- _What you should do_
Output every line of the material exactly, omitting images.

- _Record list_
○ ○ ○ ○ ○ ○ ○

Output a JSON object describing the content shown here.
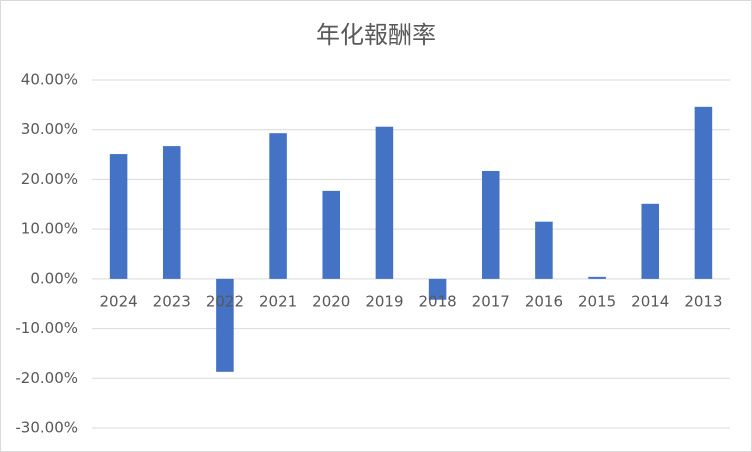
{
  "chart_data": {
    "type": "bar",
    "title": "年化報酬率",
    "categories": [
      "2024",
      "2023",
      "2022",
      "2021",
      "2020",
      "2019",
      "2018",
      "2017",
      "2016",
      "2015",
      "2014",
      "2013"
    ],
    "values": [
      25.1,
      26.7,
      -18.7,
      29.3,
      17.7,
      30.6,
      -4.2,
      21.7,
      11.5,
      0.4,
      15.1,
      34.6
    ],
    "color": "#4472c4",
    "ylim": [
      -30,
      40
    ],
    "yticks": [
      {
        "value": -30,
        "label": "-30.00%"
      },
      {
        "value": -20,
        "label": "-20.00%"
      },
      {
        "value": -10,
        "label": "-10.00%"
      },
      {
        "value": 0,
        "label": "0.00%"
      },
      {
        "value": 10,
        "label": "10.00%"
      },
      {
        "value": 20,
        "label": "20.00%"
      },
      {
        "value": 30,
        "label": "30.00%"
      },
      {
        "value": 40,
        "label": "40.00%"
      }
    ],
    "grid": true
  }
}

○ ○ ○ ○ ○ ○ ○

- _Task solution_
Output a JSON object describing the content shown here.
{
  "chart_data": {
    "type": "bar",
    "title": "年化報酬率",
    "categories": [
      "2024",
      "2023",
      "2022",
      "2021",
      "2020",
      "2019",
      "2018",
      "2017",
      "2016",
      "2015",
      "2014",
      "2013"
    ],
    "values": [
      25.1,
      26.7,
      -18.7,
      29.3,
      17.7,
      30.6,
      -4.2,
      21.7,
      11.5,
      0.4,
      15.1,
      34.6
    ],
    "color": "#4472c4",
    "ylim": [
      -30,
      40
    ],
    "yticks": [
      {
        "value": -30,
        "label": "-30.00%"
      },
      {
        "value": -20,
        "label": "-20.00%"
      },
      {
        "value": -10,
        "label": "-10.00%"
      },
      {
        "value": 0,
        "label": "0.00%"
      },
      {
        "value": 10,
        "label": "10.00%"
      },
      {
        "value": 20,
        "label": "20.00%"
      },
      {
        "value": 30,
        "label": "30.00%"
      },
      {
        "value": 40,
        "label": "40.00%"
      }
    ],
    "grid": true
  }
}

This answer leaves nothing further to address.